### MATERIAL SUPPLIED
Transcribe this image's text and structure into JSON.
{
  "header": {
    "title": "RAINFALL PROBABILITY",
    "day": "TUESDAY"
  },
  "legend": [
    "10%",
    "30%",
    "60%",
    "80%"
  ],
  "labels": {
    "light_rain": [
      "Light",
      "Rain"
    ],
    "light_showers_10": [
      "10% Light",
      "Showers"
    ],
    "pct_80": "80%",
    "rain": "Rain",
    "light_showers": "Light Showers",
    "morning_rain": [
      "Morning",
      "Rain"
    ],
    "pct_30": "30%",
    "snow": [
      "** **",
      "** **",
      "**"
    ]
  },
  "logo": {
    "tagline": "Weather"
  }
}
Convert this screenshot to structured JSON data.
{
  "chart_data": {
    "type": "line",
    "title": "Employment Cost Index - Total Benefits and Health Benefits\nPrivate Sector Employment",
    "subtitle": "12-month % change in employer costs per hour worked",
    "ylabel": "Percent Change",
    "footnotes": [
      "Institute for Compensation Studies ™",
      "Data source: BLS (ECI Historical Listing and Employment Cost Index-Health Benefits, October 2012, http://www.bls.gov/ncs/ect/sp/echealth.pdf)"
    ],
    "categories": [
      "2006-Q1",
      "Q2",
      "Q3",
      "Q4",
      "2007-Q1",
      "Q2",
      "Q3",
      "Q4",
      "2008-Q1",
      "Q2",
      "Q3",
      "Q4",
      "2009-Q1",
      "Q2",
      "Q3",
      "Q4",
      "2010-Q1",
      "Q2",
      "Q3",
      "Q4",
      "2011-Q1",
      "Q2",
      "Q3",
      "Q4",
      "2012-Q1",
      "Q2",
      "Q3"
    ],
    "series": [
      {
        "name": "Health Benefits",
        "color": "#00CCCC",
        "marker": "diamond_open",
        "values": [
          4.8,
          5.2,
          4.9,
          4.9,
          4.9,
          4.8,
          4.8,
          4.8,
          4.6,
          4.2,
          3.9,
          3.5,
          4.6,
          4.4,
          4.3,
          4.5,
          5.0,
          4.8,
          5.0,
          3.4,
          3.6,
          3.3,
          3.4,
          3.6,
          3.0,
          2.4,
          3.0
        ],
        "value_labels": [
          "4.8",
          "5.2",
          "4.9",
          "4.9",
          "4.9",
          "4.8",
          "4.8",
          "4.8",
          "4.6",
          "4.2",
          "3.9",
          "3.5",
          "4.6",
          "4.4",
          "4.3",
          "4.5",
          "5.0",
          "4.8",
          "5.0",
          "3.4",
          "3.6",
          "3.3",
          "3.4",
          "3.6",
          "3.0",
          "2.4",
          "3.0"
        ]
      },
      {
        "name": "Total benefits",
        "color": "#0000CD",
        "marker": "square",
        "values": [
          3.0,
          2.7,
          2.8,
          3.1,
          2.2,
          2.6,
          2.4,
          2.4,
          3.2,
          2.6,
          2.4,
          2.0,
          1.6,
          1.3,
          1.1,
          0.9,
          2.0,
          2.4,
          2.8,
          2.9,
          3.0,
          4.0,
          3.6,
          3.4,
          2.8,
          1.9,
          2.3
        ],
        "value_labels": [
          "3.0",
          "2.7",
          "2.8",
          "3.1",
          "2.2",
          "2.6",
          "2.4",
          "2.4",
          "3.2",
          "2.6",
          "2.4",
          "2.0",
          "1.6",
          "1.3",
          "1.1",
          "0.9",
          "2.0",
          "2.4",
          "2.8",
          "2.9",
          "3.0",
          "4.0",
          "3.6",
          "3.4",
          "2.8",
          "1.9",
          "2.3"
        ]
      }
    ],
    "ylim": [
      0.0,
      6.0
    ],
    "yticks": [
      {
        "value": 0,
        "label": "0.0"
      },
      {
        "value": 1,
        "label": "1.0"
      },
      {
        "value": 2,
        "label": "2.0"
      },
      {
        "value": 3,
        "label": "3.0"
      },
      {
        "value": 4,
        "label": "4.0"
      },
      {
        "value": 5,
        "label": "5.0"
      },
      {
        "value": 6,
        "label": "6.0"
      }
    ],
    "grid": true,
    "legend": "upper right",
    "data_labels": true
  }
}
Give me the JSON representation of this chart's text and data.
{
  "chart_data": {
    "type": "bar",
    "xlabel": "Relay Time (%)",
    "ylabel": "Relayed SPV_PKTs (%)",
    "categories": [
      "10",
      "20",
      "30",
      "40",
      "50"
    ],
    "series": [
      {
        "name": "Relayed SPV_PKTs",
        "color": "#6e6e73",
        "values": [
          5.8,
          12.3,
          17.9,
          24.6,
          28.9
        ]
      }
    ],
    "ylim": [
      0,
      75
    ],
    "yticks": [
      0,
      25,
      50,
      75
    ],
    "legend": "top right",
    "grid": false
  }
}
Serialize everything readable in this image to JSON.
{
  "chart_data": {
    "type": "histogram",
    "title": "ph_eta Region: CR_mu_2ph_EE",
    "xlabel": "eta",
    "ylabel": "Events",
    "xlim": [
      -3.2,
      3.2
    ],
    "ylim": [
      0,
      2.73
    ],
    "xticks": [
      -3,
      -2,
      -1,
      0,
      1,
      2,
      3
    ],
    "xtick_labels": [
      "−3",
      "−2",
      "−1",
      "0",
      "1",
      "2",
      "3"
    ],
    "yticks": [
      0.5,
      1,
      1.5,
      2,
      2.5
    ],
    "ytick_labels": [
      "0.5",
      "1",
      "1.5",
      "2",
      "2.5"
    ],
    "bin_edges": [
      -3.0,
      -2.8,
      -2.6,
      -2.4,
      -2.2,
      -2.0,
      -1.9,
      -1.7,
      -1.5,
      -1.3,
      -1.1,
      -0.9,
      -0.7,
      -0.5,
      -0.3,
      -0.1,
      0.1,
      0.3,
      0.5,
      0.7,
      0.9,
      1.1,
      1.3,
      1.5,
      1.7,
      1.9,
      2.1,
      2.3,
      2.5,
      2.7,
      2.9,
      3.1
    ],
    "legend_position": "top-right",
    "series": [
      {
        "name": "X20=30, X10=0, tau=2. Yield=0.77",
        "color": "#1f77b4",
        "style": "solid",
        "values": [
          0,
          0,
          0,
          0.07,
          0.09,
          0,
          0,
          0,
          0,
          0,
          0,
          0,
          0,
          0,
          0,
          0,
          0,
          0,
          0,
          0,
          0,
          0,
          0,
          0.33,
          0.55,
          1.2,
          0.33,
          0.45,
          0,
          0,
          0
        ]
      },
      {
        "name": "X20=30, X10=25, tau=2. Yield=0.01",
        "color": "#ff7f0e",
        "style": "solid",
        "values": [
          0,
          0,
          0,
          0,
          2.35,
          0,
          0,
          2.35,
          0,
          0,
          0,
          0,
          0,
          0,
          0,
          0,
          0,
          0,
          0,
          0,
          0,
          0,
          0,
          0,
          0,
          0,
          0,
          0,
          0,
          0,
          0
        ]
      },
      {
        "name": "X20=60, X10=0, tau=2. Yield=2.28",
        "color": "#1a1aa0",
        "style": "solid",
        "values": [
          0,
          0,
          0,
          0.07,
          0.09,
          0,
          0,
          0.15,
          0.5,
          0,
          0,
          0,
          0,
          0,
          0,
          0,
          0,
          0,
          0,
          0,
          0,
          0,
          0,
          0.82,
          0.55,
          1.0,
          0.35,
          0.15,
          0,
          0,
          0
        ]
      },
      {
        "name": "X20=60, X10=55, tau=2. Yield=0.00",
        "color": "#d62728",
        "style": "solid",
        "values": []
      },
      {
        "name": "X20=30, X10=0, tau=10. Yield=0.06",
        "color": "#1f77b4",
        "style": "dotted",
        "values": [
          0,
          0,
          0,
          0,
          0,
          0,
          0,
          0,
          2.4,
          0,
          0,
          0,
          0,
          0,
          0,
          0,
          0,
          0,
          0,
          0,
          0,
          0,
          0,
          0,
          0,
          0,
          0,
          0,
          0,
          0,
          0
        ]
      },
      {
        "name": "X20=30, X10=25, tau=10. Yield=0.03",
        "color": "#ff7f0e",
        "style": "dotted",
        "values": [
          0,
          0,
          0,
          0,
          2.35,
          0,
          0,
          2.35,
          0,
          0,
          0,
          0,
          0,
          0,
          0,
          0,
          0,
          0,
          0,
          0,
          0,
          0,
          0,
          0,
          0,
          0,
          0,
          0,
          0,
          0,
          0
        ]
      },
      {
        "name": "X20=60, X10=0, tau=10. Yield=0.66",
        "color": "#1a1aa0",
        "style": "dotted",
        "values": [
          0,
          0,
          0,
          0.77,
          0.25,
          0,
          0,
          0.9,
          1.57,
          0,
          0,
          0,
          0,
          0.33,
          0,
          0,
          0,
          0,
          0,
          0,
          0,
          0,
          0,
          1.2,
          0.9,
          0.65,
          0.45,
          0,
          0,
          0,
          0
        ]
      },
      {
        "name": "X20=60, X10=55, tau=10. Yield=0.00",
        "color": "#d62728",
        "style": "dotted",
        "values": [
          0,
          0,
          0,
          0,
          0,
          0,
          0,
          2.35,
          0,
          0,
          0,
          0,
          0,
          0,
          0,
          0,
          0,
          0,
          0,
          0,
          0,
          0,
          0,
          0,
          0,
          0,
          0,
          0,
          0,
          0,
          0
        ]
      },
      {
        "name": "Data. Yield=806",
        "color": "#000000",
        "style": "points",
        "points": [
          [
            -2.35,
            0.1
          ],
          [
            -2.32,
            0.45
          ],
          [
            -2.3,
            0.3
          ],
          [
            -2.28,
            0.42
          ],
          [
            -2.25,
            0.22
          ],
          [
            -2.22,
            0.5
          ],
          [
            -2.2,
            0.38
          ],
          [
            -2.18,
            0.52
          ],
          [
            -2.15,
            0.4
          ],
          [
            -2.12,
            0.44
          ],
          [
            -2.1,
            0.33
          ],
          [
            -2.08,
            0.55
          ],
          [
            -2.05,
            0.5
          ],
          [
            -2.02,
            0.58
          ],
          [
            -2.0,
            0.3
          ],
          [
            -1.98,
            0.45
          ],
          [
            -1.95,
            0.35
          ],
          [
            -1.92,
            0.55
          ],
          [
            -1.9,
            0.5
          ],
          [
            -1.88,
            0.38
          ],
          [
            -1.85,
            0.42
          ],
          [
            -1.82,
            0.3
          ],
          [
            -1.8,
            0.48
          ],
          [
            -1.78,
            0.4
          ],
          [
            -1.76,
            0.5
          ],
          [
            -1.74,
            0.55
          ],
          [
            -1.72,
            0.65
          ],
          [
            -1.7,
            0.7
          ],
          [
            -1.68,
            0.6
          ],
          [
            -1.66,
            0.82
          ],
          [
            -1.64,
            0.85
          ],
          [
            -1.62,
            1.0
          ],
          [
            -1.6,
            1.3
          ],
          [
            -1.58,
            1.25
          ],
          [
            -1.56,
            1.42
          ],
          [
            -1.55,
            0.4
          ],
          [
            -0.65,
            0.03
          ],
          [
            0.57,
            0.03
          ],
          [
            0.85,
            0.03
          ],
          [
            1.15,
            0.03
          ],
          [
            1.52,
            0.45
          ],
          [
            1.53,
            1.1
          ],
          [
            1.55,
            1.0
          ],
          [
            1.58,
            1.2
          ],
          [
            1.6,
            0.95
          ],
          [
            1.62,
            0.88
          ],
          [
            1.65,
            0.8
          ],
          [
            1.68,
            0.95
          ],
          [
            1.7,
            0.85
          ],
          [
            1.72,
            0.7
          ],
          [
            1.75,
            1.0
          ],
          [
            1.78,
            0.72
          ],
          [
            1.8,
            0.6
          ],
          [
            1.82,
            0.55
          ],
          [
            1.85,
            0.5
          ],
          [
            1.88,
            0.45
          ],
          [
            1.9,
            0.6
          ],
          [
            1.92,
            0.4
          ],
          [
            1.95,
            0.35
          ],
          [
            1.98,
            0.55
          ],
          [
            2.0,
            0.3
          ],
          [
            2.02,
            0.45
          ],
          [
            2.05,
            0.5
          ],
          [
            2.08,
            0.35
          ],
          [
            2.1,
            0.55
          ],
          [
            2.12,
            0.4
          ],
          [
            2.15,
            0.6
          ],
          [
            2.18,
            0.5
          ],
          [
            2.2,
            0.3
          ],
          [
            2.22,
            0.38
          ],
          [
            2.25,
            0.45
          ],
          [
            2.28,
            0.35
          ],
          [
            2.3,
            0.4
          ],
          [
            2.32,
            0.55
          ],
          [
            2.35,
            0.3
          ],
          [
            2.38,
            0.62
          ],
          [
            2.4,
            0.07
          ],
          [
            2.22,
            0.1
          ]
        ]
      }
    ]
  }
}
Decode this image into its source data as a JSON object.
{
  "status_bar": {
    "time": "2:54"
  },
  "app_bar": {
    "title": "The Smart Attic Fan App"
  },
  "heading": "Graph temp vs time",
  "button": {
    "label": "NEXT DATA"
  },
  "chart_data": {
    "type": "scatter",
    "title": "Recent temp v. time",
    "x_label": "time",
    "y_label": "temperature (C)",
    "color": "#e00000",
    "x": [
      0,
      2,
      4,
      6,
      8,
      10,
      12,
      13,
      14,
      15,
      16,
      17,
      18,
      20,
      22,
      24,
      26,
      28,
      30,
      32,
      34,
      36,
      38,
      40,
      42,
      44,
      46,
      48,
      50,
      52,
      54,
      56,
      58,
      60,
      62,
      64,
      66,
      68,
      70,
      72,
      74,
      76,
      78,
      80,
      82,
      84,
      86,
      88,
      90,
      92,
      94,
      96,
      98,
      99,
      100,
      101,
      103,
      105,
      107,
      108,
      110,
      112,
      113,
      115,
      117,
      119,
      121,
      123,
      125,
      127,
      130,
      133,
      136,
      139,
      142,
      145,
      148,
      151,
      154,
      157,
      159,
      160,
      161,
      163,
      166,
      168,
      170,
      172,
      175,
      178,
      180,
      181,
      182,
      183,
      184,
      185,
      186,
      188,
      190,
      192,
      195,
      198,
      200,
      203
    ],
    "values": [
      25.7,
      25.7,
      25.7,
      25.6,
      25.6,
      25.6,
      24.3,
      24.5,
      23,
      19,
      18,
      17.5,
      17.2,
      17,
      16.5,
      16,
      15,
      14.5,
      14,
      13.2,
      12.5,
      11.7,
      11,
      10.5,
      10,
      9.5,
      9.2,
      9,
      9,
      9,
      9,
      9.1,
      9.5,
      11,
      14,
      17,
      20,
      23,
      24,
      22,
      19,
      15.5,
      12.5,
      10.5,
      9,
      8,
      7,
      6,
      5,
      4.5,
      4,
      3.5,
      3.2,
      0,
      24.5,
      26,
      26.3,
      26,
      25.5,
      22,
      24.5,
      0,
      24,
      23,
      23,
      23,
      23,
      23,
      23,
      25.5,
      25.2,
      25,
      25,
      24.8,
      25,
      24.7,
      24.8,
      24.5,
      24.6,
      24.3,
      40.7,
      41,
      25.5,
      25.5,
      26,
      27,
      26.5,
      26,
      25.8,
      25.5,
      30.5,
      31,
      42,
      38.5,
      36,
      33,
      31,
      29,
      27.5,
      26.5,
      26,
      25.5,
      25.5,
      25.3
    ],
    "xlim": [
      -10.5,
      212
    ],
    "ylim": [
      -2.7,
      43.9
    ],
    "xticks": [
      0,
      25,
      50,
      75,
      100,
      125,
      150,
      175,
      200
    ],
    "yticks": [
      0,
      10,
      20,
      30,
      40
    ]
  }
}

### REQUIRED WORK
Gather all lines of the records that include the word "JSON".

### RESPONSE TO THIS TASK
Transcribe this image's text and structure into JSON.
Convert this screenshot to structured JSON data.
Give me the JSON representation of this chart's text and data.
Serialize everything readable in this image to JSON.
Decode this image into its source data as a JSON object.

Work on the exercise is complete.